===== Entries =====

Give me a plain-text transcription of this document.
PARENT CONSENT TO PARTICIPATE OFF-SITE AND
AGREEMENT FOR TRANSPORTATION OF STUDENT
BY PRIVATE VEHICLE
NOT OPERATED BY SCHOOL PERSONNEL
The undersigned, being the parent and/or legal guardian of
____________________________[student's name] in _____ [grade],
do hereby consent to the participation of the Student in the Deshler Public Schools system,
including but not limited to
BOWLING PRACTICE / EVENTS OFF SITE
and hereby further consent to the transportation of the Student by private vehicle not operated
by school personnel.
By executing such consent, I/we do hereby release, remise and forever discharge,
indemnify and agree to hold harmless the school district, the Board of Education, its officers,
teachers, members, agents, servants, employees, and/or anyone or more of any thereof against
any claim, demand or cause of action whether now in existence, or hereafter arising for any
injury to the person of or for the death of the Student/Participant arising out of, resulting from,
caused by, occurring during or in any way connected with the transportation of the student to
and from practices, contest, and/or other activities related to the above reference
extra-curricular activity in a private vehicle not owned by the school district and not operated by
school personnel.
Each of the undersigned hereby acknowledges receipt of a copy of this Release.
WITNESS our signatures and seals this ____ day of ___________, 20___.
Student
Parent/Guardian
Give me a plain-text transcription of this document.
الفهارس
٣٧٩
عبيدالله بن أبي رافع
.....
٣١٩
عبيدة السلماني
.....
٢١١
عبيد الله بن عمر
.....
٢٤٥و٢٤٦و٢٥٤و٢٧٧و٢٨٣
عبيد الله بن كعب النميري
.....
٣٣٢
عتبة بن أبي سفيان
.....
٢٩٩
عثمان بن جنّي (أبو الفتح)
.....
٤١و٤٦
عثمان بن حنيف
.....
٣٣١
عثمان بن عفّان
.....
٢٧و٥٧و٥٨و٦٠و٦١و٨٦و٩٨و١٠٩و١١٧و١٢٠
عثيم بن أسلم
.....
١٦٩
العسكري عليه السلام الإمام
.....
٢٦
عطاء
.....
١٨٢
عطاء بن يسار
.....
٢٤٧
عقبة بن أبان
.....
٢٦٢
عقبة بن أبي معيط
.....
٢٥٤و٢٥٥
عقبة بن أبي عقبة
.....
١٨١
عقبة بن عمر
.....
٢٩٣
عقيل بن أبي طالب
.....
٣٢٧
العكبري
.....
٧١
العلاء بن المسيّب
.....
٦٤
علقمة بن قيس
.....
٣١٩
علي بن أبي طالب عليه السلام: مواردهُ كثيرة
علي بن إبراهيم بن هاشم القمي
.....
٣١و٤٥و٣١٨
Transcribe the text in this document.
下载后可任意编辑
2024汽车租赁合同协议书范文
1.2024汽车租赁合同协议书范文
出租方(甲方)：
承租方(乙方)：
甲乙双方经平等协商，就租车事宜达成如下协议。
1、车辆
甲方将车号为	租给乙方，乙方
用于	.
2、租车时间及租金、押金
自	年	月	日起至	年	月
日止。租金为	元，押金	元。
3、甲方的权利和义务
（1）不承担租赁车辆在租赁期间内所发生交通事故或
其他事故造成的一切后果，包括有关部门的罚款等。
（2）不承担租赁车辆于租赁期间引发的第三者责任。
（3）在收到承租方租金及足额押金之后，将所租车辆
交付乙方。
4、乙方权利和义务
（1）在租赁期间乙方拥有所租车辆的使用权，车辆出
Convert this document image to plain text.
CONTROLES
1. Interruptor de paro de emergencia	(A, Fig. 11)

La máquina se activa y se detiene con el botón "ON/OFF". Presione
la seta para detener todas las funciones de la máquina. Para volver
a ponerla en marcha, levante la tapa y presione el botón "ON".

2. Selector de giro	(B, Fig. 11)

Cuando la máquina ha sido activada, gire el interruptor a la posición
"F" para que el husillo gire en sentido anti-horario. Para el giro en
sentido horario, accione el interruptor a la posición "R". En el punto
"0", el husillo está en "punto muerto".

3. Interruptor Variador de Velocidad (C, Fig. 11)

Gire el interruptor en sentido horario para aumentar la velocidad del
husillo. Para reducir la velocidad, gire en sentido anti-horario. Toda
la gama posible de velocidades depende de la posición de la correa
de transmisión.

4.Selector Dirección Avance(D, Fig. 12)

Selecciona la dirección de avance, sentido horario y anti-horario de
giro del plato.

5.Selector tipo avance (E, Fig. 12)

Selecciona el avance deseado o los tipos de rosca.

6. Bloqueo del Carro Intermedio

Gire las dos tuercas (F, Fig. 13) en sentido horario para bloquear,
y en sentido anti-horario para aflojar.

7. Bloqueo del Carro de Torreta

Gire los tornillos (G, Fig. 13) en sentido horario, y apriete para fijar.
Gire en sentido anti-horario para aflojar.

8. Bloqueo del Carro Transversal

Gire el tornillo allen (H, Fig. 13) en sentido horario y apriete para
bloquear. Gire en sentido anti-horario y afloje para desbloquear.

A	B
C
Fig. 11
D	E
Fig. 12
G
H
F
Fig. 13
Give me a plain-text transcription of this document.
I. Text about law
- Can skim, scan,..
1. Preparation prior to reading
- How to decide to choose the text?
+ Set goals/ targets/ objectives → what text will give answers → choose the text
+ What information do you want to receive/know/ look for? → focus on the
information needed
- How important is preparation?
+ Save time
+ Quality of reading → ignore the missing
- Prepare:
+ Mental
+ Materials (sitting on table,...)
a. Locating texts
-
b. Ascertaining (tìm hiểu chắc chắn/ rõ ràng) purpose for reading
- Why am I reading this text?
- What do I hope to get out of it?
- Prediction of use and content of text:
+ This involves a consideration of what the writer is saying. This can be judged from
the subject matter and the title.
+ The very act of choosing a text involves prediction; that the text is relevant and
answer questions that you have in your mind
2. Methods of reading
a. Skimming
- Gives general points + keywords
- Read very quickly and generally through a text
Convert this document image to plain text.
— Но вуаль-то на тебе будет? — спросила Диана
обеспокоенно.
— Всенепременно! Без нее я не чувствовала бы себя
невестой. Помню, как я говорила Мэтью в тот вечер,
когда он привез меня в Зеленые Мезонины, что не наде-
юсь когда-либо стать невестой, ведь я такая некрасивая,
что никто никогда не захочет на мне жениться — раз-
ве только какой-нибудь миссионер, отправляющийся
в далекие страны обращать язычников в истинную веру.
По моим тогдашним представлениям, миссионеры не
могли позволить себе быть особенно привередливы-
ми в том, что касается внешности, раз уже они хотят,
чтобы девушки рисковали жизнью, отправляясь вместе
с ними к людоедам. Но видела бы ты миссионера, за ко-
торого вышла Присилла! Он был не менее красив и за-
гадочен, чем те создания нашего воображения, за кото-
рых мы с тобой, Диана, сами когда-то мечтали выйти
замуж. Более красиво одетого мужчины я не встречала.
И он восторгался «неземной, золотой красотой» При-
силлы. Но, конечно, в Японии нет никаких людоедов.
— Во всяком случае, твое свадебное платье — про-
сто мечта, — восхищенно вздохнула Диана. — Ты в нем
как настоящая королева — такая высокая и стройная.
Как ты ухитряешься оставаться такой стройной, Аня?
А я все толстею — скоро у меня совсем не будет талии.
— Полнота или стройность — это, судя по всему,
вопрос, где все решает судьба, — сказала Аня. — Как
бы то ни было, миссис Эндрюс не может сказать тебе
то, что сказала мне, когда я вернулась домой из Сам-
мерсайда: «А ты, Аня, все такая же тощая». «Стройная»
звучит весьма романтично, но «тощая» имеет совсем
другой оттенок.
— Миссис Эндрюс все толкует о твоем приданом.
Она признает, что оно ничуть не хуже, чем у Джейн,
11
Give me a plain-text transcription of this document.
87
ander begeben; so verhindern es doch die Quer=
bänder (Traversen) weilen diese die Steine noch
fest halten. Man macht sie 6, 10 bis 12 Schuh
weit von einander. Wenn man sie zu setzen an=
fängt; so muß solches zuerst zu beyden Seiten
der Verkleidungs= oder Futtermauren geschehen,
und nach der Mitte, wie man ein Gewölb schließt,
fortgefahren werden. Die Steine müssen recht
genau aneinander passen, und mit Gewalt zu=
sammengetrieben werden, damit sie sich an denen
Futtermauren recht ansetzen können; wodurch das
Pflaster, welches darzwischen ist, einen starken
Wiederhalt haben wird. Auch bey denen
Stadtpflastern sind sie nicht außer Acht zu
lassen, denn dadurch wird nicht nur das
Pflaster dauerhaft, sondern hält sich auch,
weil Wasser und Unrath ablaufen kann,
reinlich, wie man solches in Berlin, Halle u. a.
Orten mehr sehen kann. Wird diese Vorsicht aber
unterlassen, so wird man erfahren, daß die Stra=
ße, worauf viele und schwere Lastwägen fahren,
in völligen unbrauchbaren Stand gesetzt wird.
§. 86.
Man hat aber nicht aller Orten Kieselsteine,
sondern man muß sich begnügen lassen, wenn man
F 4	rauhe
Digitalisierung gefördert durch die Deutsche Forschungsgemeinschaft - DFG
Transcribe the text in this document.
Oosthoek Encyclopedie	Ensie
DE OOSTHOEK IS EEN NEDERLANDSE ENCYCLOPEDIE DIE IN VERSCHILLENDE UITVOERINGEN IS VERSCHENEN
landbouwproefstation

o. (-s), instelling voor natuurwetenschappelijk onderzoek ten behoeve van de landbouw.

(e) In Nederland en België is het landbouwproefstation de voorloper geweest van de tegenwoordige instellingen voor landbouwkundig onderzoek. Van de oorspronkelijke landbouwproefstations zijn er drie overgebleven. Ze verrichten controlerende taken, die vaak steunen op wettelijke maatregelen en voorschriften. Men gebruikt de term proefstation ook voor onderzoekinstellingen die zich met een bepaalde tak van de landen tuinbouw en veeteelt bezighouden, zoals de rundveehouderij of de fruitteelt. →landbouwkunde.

=====

Written exercise: Show each line in the entries that holds the string "عليه".

Solved problem:
العسكري عليه السلام الإمام
علي بن أبي طالب عليه السلام: مواردهُ كثيرة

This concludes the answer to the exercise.